MATERIAL =>
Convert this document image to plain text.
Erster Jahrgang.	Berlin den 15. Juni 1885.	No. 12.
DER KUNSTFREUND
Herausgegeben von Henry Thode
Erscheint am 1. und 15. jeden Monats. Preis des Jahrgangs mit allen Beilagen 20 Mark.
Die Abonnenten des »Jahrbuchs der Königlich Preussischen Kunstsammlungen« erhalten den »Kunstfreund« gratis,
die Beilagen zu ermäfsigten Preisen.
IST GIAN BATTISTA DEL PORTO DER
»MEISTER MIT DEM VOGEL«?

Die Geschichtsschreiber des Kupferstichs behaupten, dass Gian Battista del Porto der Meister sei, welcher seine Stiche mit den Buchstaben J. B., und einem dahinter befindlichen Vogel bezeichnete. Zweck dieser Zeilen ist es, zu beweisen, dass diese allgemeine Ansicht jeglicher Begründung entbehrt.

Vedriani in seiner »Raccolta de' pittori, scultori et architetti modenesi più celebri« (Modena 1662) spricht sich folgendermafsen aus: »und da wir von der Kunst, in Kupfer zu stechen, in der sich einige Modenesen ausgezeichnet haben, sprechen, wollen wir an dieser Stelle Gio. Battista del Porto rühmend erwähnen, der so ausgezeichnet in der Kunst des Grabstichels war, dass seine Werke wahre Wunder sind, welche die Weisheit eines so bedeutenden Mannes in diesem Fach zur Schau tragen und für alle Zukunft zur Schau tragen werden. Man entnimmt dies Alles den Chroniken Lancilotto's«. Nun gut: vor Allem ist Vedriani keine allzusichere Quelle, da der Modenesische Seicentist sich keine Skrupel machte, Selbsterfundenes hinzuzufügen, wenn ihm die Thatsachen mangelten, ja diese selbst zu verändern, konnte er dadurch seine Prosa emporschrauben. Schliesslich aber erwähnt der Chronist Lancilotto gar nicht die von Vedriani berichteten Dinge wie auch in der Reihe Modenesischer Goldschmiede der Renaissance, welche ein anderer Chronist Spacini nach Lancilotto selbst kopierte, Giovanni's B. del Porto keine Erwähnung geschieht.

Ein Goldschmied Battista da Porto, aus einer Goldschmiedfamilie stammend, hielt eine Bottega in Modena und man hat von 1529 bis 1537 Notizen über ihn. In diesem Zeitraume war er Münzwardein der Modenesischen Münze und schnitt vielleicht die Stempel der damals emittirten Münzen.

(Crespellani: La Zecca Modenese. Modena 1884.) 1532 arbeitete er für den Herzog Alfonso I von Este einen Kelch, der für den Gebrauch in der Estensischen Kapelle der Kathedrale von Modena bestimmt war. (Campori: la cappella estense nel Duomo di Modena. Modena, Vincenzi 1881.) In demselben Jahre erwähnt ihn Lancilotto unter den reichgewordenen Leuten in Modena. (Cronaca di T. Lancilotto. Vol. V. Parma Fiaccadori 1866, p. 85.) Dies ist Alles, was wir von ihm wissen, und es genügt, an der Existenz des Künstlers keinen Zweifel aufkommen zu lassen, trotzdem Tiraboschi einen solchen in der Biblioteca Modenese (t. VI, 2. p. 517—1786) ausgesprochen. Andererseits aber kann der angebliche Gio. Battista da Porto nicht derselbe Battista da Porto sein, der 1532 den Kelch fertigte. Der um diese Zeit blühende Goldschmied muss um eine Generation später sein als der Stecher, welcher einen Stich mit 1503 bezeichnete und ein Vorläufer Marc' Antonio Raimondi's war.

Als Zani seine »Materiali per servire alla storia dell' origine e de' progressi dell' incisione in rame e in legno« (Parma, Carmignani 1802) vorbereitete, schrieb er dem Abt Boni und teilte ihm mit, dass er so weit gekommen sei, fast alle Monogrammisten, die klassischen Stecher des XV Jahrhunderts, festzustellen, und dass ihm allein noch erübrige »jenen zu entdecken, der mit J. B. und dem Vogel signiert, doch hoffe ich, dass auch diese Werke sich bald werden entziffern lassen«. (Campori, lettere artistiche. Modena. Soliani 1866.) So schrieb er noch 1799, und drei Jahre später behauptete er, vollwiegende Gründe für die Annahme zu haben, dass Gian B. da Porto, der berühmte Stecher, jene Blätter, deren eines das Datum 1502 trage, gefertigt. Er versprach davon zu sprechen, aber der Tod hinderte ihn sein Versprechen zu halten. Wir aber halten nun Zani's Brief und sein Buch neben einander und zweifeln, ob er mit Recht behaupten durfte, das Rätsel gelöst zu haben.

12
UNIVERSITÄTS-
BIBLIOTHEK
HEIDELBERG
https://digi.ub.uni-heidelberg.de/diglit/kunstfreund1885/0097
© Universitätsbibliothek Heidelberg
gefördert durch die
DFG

THE PROBLEM =>
The records above should be repeated in full, exactly as given.

EXERCISE OUTPUT =>
Convert this document image to plain text.
Erster Jahrgang.	Berlin den 15. Juni 1885.	No. 12.
DER KUNSTFREUND
Herausgegeben von Henry Thode
Erscheint am 1. und 15. jeden Monats. Preis des Jahrgangs mit allen Beilagen 20 Mark.
Die Abonnenten des »Jahrbuchs der Königlich Preussischen Kunstsammlungen« erhalten den »Kunstfreund« gratis,
die Beilagen zu ermäfsigten Preisen.
IST GIAN BATTISTA DEL PORTO DER
»MEISTER MIT DEM VOGEL«?

Die Geschichtsschreiber des Kupferstichs behaupten, dass Gian Battista del Porto der Meister sei, welcher seine Stiche mit den Buchstaben J. B., und einem dahinter befindlichen Vogel bezeichnete. Zweck dieser Zeilen ist es, zu beweisen, dass diese allgemeine Ansicht jeglicher Begründung entbehrt.

Vedriani in seiner »Raccolta de' pittori, scultori et architetti modenesi più celebri« (Modena 1662) spricht sich folgendermafsen aus: »und da wir von der Kunst, in Kupfer zu stechen, in der sich einige Modenesen ausgezeichnet haben, sprechen, wollen wir an dieser Stelle Gio. Battista del Porto rühmend erwähnen, der so ausgezeichnet in der Kunst des Grabstichels war, dass seine Werke wahre Wunder sind, welche die Weisheit eines so bedeutenden Mannes in diesem Fach zur Schau tragen und für alle Zukunft zur Schau tragen werden. Man entnimmt dies Alles den Chroniken Lancilotto's«. Nun gut: vor Allem ist Vedriani keine allzusichere Quelle, da der Modenesische Seicentist sich keine Skrupel machte, Selbsterfundenes hinzuzufügen, wenn ihm die Thatsachen mangelten, ja diese selbst zu verändern, konnte er dadurch seine Prosa emporschrauben. Schliesslich aber erwähnt der Chronist Lancilotto gar nicht die von Vedriani berichteten Dinge wie auch in der Reihe Modenesischer Goldschmiede der Renaissance, welche ein anderer Chronist Spacini nach Lancilotto selbst kopierte, Giovanni's B. del Porto keine Erwähnung geschieht.

Ein Goldschmied Battista da Porto, aus einer Goldschmiedfamilie stammend, hielt eine Bottega in Modena und man hat von 1529 bis 1537 Notizen über ihn. In diesem Zeitraume war er Münzwardein der Modenesischen Münze und schnitt vielleicht die Stempel der damals emittirten Münzen.

(Crespellani: La Zecca Modenese. Modena 1884.) 1532 arbeitete er für den Herzog Alfonso I von Este einen Kelch, der für den Gebrauch in der Estensischen Kapelle der Kathedrale von Modena bestimmt war. (Campori: la cappella estense nel Duomo di Modena. Modena, Vincenzi 1881.) In demselben Jahre erwähnt ihn Lancilotto unter den reichgewordenen Leuten in Modena. (Cronaca di T. Lancilotto. Vol. V. Parma Fiaccadori 1866, p. 85.) Dies ist Alles, was wir von ihm wissen, und es genügt, an der Existenz des Künstlers keinen Zweifel aufkommen zu lassen, trotzdem Tiraboschi einen solchen in der Biblioteca Modenese (t. VI, 2. p. 517—1786) ausgesprochen. Andererseits aber kann der angebliche Gio. Battista da Porto nicht derselbe Battista da Porto sein, der 1532 den Kelch fertigte. Der um diese Zeit blühende Goldschmied muss um eine Generation später sein als der Stecher, welcher einen Stich mit 1503 bezeichnete und ein Vorläufer Marc' Antonio Raimondi's war.

Als Zani seine »Materiali per servire alla storia dell' origine e de' progressi dell' incisione in rame e in legno« (Parma, Carmignani 1802) vorbereitete, schrieb er dem Abt Boni und teilte ihm mit, dass er so weit gekommen sei, fast alle Monogrammisten, die klassischen Stecher des XV Jahrhunderts, festzustellen, und dass ihm allein noch erübrige »jenen zu entdecken, der mit J. B. und dem Vogel signiert, doch hoffe ich, dass auch diese Werke sich bald werden entziffern lassen«. (Campori, lettere artistiche. Modena. Soliani 1866.) So schrieb er noch 1799, und drei Jahre später behauptete er, vollwiegende Gründe für die Annahme zu haben, dass Gian B. da Porto, der berühmte Stecher, jene Blätter, deren eines das Datum 1502 trage, gefertigt. Er versprach davon zu sprechen, aber der Tod hinderte ihn sein Versprechen zu halten. Wir aber halten nun Zani's Brief und sein Buch neben einander und zweifeln, ob er mit Recht behaupten durfte, das Rätsel gelöst zu haben.

12
UNIVERSITÄTS-
BIBLIOTHEK
HEIDELBERG
https://digi.ub.uni-heidelberg.de/diglit/kunstfreund1885/0097
© Universitätsbibliothek Heidelberg
gefördert durch die
DFG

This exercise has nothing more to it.